### Exercise requirements
Without the images, output each record below as it stands.
─── Records supplied
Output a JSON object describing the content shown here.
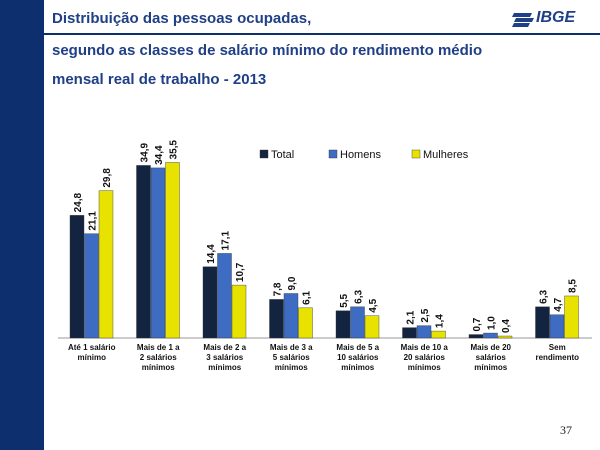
{
  "slide": {
    "title_line1": "Distribuição das pessoas ocupadas,",
    "title_line2": "segundo as classes de salário mínimo do rendimento médio",
    "title_line3": "mensal real de trabalho - 2013",
    "logo_text": "IBGE",
    "page_number": "37",
    "colors": {
      "sidebar": "#0d2f6e",
      "title": "#1f3f86"
    }
  },
  "chart_data": {
    "type": "bar",
    "categories": [
      [
        "Até 1 salário",
        "mínimo"
      ],
      [
        "Mais de   1 a",
        "2 salários",
        "mínimos"
      ],
      [
        "Mais de   2 a",
        "3 salários",
        "mínimos"
      ],
      [
        "Mais de   3 a",
        "5 salários",
        "mínimos"
      ],
      [
        "Mais de   5 a",
        "10 salários",
        "mínimos"
      ],
      [
        "Mais de 10 a",
        "20 salários",
        "mínimos"
      ],
      [
        "Mais de 20",
        "salários",
        "mínimos"
      ],
      [
        "Sem",
        "rendimento"
      ]
    ],
    "series": [
      {
        "name": "Total",
        "color": "#132440",
        "values": [
          24.8,
          34.9,
          14.4,
          7.8,
          5.5,
          2.1,
          0.7,
          6.3
        ],
        "labels": [
          "24,8",
          "34,9",
          "14,4",
          "7,8",
          "5,5",
          "2,1",
          "0,7",
          "6,3"
        ]
      },
      {
        "name": "Homens",
        "color": "#3d6cc2",
        "values": [
          21.1,
          34.4,
          17.1,
          9.0,
          6.3,
          2.5,
          1.0,
          4.7
        ],
        "labels": [
          "21,1",
          "34,4",
          "17,1",
          "9,0",
          "6,3",
          "2,5",
          "1,0",
          "4,7"
        ]
      },
      {
        "name": "Mulheres",
        "color": "#e8e200",
        "values": [
          29.8,
          35.5,
          10.7,
          6.1,
          4.5,
          1.4,
          0.4,
          8.5
        ],
        "labels": [
          "29,8",
          "35,5",
          "10,7",
          "6,1",
          "4,5",
          "1,4",
          "0,4",
          "8,5"
        ]
      }
    ],
    "ylim": [
      0,
      36
    ],
    "legend": "top-center",
    "grid": false
  }
}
──────
### The output
Output a JSON object describing the content shown here.
{
  "slide": {
    "title_line1": "Distribuição das pessoas ocupadas,",
    "title_line2": "segundo as classes de salário mínimo do rendimento médio",
    "title_line3": "mensal real de trabalho - 2013",
    "logo_text": "IBGE",
    "page_number": "37",
    "colors": {
      "sidebar": "#0d2f6e",
      "title": "#1f3f86"
    }
  },
  "chart_data": {
    "type": "bar",
    "categories": [
      [
        "Até 1 salário",
        "mínimo"
      ],
      [
        "Mais de   1 a",
        "2 salários",
        "mínimos"
      ],
      [
        "Mais de   2 a",
        "3 salários",
        "mínimos"
      ],
      [
        "Mais de   3 a",
        "5 salários",
        "mínimos"
      ],
      [
        "Mais de   5 a",
        "10 salários",
        "mínimos"
      ],
      [
        "Mais de 10 a",
        "20 salários",
        "mínimos"
      ],
      [
        "Mais de 20",
        "salários",
        "mínimos"
      ],
      [
        "Sem",
        "rendimento"
      ]
    ],
    "series": [
      {
        "name": "Total",
        "color": "#132440",
        "values": [
          24.8,
          34.9,
          14.4,
          7.8,
          5.5,
          2.1,
          0.7,
          6.3
        ],
        "labels": [
          "24,8",
          "34,9",
          "14,4",
          "7,8",
          "5,5",
          "2,1",
          "0,7",
          "6,3"
        ]
      },
      {
        "name": "Homens",
        "color": "#3d6cc2",
        "values": [
          21.1,
          34.4,
          17.1,
          9.0,
          6.3,
          2.5,
          1.0,
          4.7
        ],
        "labels": [
          "21,1",
          "34,4",
          "17,1",
          "9,0",
          "6,3",
          "2,5",
          "1,0",
          "4,7"
        ]
      },
      {
        "name": "Mulheres",
        "color": "#e8e200",
        "values": [
          29.8,
          35.5,
          10.7,
          6.1,
          4.5,
          1.4,
          0.4,
          8.5
        ],
        "labels": [
          "29,8",
          "35,5",
          "10,7",
          "6,1",
          "4,5",
          "1,4",
          "0,4",
          "8,5"
        ]
      }
    ],
    "ylim": [
      0,
      36
    ],
    "legend": "top-center",
    "grid": false
  }
}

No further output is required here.